** BEGIN Extracted information **
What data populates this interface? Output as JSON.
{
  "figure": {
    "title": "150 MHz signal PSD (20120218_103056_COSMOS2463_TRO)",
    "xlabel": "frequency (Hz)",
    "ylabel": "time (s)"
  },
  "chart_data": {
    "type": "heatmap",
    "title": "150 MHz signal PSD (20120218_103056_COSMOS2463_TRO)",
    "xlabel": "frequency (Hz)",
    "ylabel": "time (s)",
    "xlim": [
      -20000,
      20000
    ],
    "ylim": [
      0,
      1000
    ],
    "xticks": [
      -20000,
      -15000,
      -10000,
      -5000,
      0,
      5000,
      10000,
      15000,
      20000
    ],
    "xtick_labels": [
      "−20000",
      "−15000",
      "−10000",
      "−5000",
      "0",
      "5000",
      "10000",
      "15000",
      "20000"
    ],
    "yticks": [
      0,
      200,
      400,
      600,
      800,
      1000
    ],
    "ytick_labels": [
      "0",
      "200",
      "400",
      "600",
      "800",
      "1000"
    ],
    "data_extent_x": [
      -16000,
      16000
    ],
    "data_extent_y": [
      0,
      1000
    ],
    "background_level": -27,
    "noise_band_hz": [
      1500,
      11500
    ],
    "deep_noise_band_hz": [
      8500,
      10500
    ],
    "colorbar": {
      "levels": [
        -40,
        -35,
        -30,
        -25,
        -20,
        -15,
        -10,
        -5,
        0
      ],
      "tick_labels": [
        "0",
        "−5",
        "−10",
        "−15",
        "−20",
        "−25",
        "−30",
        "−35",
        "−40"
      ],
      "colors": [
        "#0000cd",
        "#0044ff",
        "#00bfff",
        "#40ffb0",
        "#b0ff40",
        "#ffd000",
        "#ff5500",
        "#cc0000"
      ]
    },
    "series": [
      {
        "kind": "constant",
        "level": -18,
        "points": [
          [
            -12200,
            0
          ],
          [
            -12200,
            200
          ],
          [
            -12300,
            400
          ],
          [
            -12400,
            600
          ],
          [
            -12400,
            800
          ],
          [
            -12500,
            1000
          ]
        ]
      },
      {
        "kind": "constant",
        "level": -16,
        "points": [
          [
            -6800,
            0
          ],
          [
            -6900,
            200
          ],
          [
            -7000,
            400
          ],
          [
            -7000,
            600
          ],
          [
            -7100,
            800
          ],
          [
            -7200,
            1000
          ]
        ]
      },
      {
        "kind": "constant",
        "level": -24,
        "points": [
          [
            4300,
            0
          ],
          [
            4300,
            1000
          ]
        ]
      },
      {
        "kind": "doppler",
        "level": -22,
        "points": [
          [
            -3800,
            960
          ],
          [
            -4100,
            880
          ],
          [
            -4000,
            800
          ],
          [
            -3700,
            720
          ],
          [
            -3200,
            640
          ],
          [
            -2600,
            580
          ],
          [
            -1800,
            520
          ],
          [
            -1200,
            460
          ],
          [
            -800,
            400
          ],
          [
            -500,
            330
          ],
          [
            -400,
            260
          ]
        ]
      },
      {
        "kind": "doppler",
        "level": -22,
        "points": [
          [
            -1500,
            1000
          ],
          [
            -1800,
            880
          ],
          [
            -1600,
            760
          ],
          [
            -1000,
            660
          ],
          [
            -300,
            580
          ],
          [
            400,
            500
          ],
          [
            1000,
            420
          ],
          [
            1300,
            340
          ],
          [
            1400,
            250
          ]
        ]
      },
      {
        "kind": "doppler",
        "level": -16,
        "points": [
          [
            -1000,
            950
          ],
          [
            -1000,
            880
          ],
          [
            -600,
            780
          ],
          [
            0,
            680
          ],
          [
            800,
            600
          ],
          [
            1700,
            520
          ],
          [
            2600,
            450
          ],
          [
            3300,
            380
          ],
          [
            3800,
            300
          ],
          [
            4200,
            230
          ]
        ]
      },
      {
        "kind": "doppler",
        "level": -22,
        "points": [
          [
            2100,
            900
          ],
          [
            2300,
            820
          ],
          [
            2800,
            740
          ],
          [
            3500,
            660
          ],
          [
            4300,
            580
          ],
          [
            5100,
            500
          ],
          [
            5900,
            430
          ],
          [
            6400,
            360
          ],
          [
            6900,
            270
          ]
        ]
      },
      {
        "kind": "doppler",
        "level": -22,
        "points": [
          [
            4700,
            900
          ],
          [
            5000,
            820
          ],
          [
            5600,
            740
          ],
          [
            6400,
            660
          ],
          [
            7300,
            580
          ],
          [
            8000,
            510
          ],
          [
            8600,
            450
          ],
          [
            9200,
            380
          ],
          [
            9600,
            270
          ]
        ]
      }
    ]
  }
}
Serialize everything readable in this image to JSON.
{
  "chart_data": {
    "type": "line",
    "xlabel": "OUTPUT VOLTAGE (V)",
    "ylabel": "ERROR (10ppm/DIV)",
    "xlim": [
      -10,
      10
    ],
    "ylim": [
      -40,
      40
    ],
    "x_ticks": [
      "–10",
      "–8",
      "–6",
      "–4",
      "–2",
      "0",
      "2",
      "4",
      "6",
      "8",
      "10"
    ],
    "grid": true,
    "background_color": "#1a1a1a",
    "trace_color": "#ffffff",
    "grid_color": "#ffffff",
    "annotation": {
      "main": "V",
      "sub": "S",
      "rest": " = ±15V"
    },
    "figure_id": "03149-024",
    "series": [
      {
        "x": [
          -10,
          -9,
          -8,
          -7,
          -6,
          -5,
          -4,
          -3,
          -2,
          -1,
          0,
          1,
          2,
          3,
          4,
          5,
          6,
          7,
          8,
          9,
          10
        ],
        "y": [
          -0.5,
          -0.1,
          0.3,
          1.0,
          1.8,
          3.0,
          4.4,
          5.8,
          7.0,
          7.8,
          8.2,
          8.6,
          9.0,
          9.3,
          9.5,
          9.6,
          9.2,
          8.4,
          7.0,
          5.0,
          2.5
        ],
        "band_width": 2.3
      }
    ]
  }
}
** END Extracted information **
[Work instructions] Identify and extract each line of the listing that contains "this".

[Written answer]
What data populates this interface? Output as JSON.
Serialize everything readable in this image to JSON.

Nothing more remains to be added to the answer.